▶ [Given instruction] Skip the pictures. Transcribe the rest of the data below without changing a word.

Start Listed records

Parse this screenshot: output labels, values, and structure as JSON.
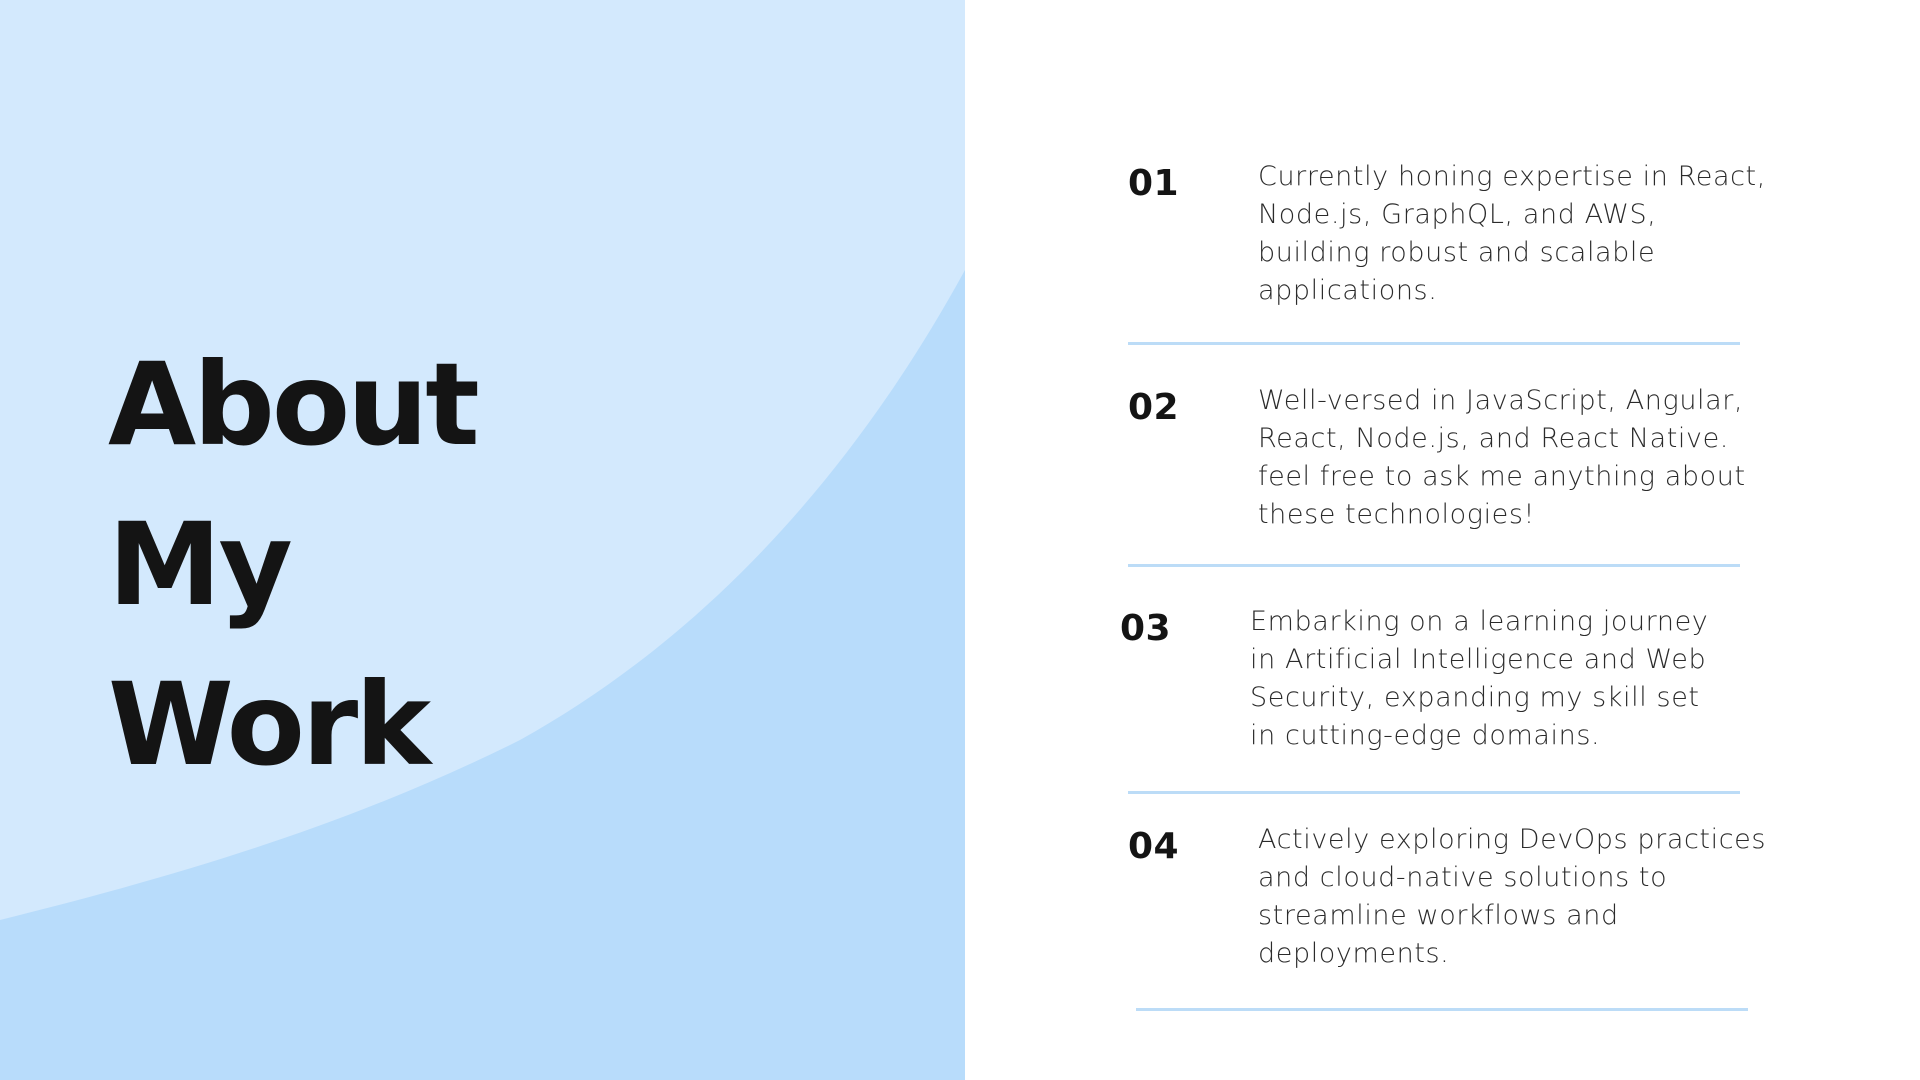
{
  "title": {
    "line1": "About",
    "line2": "My",
    "line3": "Work"
  },
  "items": [
    {
      "number": "01",
      "text": "Currently honing expertise in React,\nNode.js, GraphQL, and AWS,\nbuilding robust and scalable\napplications."
    },
    {
      "number": "02",
      "text": "Well-versed in JavaScript, Angular,\nReact, Node.js, and React Native.\nfeel free to ask me anything about\nthese technologies!"
    },
    {
      "number": "03",
      "text": "Embarking on a learning journey\nin Artificial Intelligence and Web\nSecurity, expanding my skill set\nin cutting-edge domains."
    },
    {
      "number": "04",
      "text": "Actively exploring DevOps practices\nand cloud-native solutions to\nstreamline workflows and\ndeployments."
    }
  ],
  "colors": {
    "panel_light": "#d3e9fd",
    "panel_dark": "#b8dcfb",
    "divider": "#bcdcf7",
    "text": "#141414"
  }
}
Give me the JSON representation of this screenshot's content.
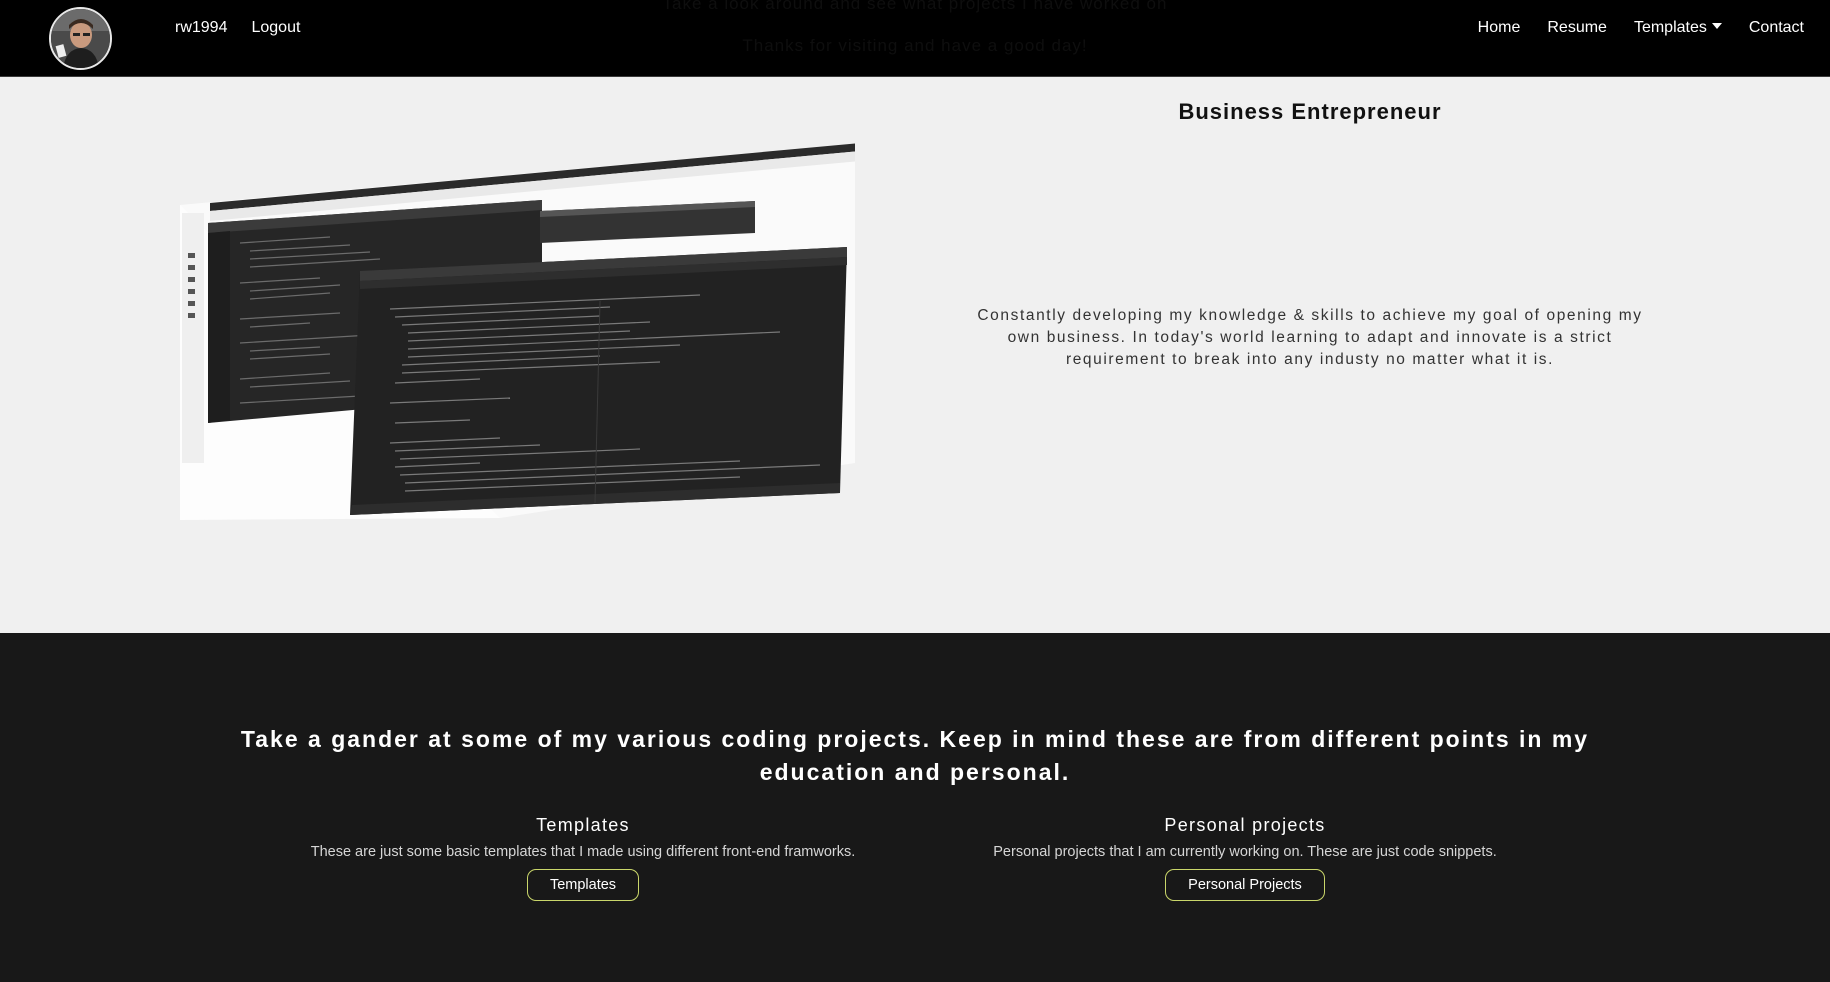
{
  "navbar": {
    "ghost_line_1": "Take a look around and see what projects I have worked on",
    "ghost_line_2": "Thanks for visiting and have a good day!",
    "avatar_alt": "profile picture",
    "username": "rw1994",
    "logout": "Logout",
    "links": {
      "home": "Home",
      "resume": "Resume",
      "templates": "Templates",
      "contact": "Contact"
    }
  },
  "hero": {
    "heading": "Business Entrepreneur",
    "text": "Constantly developing my knowledge & skills to achieve my goal of opening my own business. In today's world learning to adapt and innovate is a strict requirement to break into any industy no matter what it is."
  },
  "projects": {
    "heading": "Take a gander at some of my various coding projects. Keep in mind these are from different points in my education and personal.",
    "templates": {
      "title": "Templates",
      "description": "These are just some basic templates that I made using different front-end framworks.",
      "button": "Templates"
    },
    "personal": {
      "title": "Personal projects",
      "description": "Personal projects that I am currently working on. These are just code snippets.",
      "button": "Personal Projects"
    }
  },
  "colors": {
    "nav_bg": "#000000",
    "hero_bg": "#f0f0f0",
    "projects_bg": "#181818",
    "button_border": "#c9d66a"
  }
}
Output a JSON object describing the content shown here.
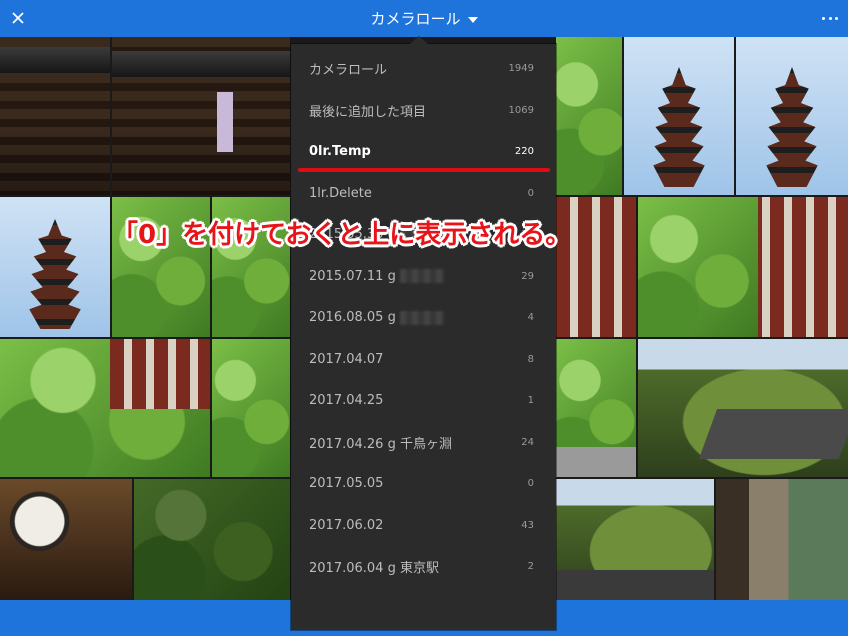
{
  "topbar": {
    "title": "カメラロール",
    "close_icon": "close-icon",
    "more_icon": "more-icon"
  },
  "menu": {
    "items": [
      {
        "label": "カメラロール",
        "count": "1949",
        "selected": false
      },
      {
        "label": "最後に追加した項目",
        "count": "1069",
        "selected": false
      },
      {
        "label": "0lr.Temp",
        "count": "220",
        "selected": true
      },
      {
        "label": "1lr.Delete",
        "count": "0",
        "selected": false
      },
      {
        "label": "2015.05.30 g",
        "count": "31",
        "selected": false,
        "blurred": true
      },
      {
        "label": "2015.07.11 g",
        "count": "29",
        "selected": false,
        "blurred": true
      },
      {
        "label": "2016.08.05 g",
        "count": "4",
        "selected": false,
        "blurred": true
      },
      {
        "label": "2017.04.07",
        "count": "8",
        "selected": false
      },
      {
        "label": "2017.04.25",
        "count": "1",
        "selected": false
      },
      {
        "label": "2017.04.26 g 千鳥ヶ淵",
        "count": "24",
        "selected": false
      },
      {
        "label": "2017.05.05",
        "count": "0",
        "selected": false
      },
      {
        "label": "2017.06.02",
        "count": "43",
        "selected": false
      },
      {
        "label": "2017.06.04 g 東京駅",
        "count": "2",
        "selected": false
      }
    ]
  },
  "annotation": {
    "text": "「0」を付けておくと上に表示される。",
    "color": "#e7141a"
  },
  "colors": {
    "accent": "#1f74dc",
    "menu_bg": "#2b2b2b",
    "highlight": "#e00c14"
  }
}
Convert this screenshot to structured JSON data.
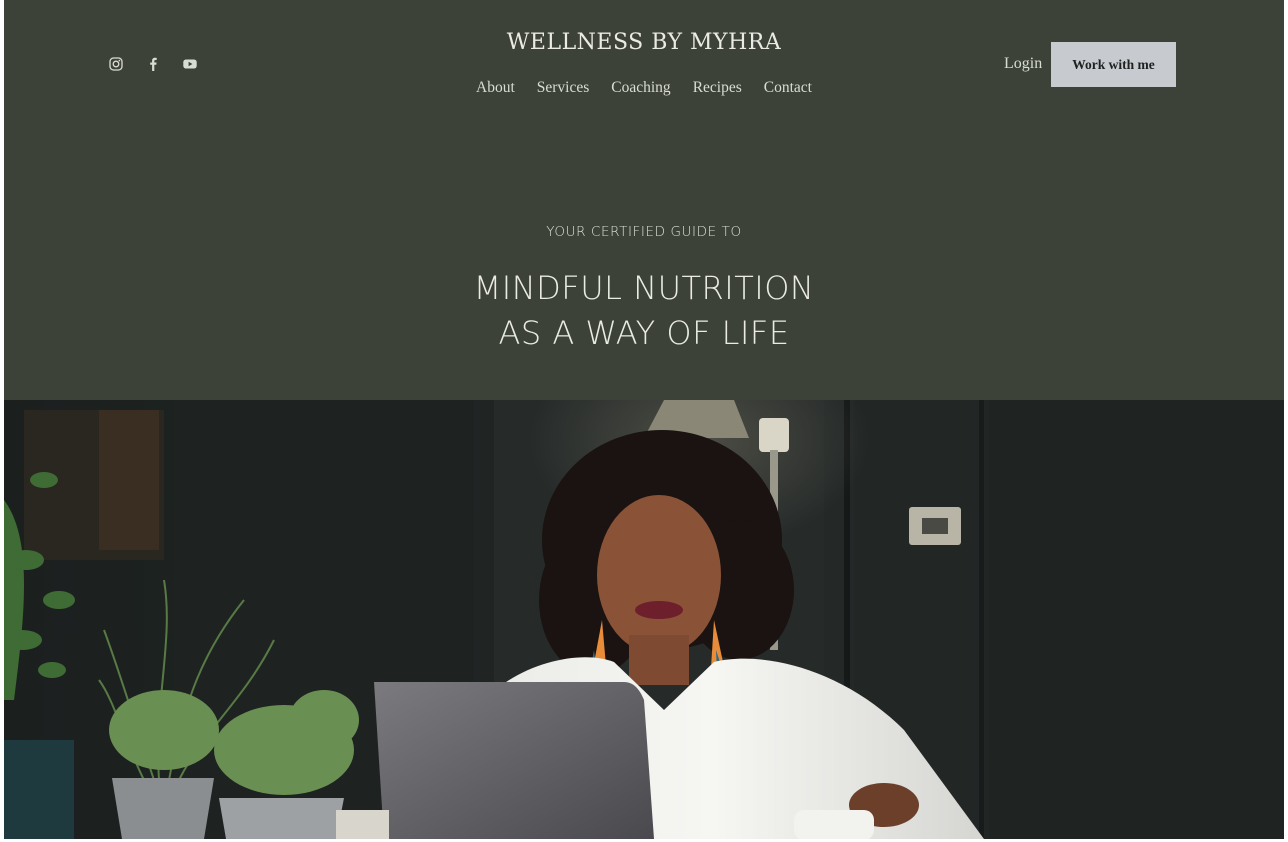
{
  "header": {
    "brand": "WELLNESS BY MYHRA",
    "socials": [
      {
        "icon": "instagram-icon"
      },
      {
        "icon": "facebook-icon"
      },
      {
        "icon": "youtube-icon"
      }
    ],
    "nav": [
      "About",
      "Services",
      "Coaching",
      "Recipes",
      "Contact"
    ],
    "login_label": "Login",
    "cta_label": "Work with me"
  },
  "hero": {
    "eyebrow": "YOUR CERTIFIED GUIDE TO",
    "headline_line1": "MINDFUL NUTRITION",
    "headline_line2": "AS A WAY OF LIFE"
  },
  "colors": {
    "background": "#3d4238",
    "cta_background": "#c7cbd0",
    "text_light": "#e9ebe4"
  }
}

End Listed records

▶ [Task response]
Parse this screenshot: output labels, values, and structure as JSON.
{
  "title": {
    "line1": "About",
    "line2": "My",
    "line3": "Work"
  },
  "items": [
    {
      "number": "01",
      "text": "Currently honing expertise in React,\nNode.js, GraphQL, and AWS,\nbuilding robust and scalable\napplications."
    },
    {
      "number": "02",
      "text": "Well-versed in JavaScript, Angular,\nReact, Node.js, and React Native.\nfeel free to ask me anything about\nthese technologies!"
    },
    {
      "number": "03",
      "text": "Embarking on a learning journey\nin Artificial Intelligence and Web\nSecurity, expanding my skill set\nin cutting-edge domains."
    },
    {
      "number": "04",
      "text": "Actively exploring DevOps practices\nand cloud-native solutions to\nstreamline workflows and\ndeployments."
    }
  ],
  "colors": {
    "panel_light": "#d3e9fd",
    "panel_dark": "#b8dcfb",
    "divider": "#bcdcf7",
    "text": "#141414"
  }
}
Give me the JSON representation of this screenshot's content.
{
  "navbar": {
    "ghost_line_1": "Take a look around and see what projects I have worked on",
    "ghost_line_2": "Thanks for visiting and have a good day!",
    "avatar_alt": "profile picture",
    "username": "rw1994",
    "logout": "Logout",
    "links": {
      "home": "Home",
      "resume": "Resume",
      "templates": "Templates",
      "contact": "Contact"
    }
  },
  "hero": {
    "heading": "Business Entrepreneur",
    "text": "Constantly developing my knowledge & skills to achieve my goal of opening my own business. In today's world learning to adapt and innovate is a strict requirement to break into any industy no matter what it is."
  },
  "projects": {
    "heading": "Take a gander at some of my various coding projects. Keep in mind these are from different points in my education and personal.",
    "templates": {
      "title": "Templates",
      "description": "These are just some basic templates that I made using different front-end framworks.",
      "button": "Templates"
    },
    "personal": {
      "title": "Personal projects",
      "description": "Personal projects that I am currently working on. These are just code snippets.",
      "button": "Personal Projects"
    }
  },
  "colors": {
    "nav_bg": "#000000",
    "hero_bg": "#f0f0f0",
    "projects_bg": "#181818",
    "button_border": "#c9d66a"
  }
}
Output a JSON object describing the content shown here.
{
  "topbar": {
    "title": "カメラロール",
    "close_icon": "close-icon",
    "more_icon": "more-icon"
  },
  "menu": {
    "items": [
      {
        "label": "カメラロール",
        "count": "1949",
        "selected": false
      },
      {
        "label": "最後に追加した項目",
        "count": "1069",
        "selected": false
      },
      {
        "label": "0lr.Temp",
        "count": "220",
        "selected": true
      },
      {
        "label": "1lr.Delete",
        "count": "0",
        "selected": false
      },
      {
        "label": "2015.05.30 g",
        "count": "31",
        "selected": false,
        "blurred": true
      },
      {
        "label": "2015.07.11 g",
        "count": "29",
        "selected": false,
        "blurred": true
      },
      {
        "label": "2016.08.05 g",
        "count": "4",
        "selected": false,
        "blurred": true
      },
      {
        "label": "2017.04.07",
        "count": "8",
        "selected": false
      },
      {
        "label": "2017.04.25",
        "count": "1",
        "selected": false
      },
      {
        "label": "2017.04.26 g 千鳥ヶ淵",
        "count": "24",
        "selected": false
      },
      {
        "label": "2017.05.05",
        "count": "0",
        "selected": false
      },
      {
        "label": "2017.06.02",
        "count": "43",
        "selected": false
      },
      {
        "label": "2017.06.04 g 東京駅",
        "count": "2",
        "selected": false
      }
    ]
  },
  "annotation": {
    "text": "「0」を付けておくと上に表示される。",
    "color": "#e7141a"
  },
  "colors": {
    "accent": "#1f74dc",
    "menu_bg": "#2b2b2b",
    "highlight": "#e00c14"
  }
}
Convert this screenshot to structured JSON data.
{
  "header": {
    "brand": "WELLNESS BY MYHRA",
    "socials": [
      {
        "icon": "instagram-icon"
      },
      {
        "icon": "facebook-icon"
      },
      {
        "icon": "youtube-icon"
      }
    ],
    "nav": [
      "About",
      "Services",
      "Coaching",
      "Recipes",
      "Contact"
    ],
    "login_label": "Login",
    "cta_label": "Work with me"
  },
  "hero": {
    "eyebrow": "YOUR CERTIFIED GUIDE TO",
    "headline_line1": "MINDFUL NUTRITION",
    "headline_line2": "AS A WAY OF LIFE"
  },
  "colors": {
    "background": "#3d4238",
    "cta_background": "#c7cbd0",
    "text_light": "#e9ebe4"
  }
}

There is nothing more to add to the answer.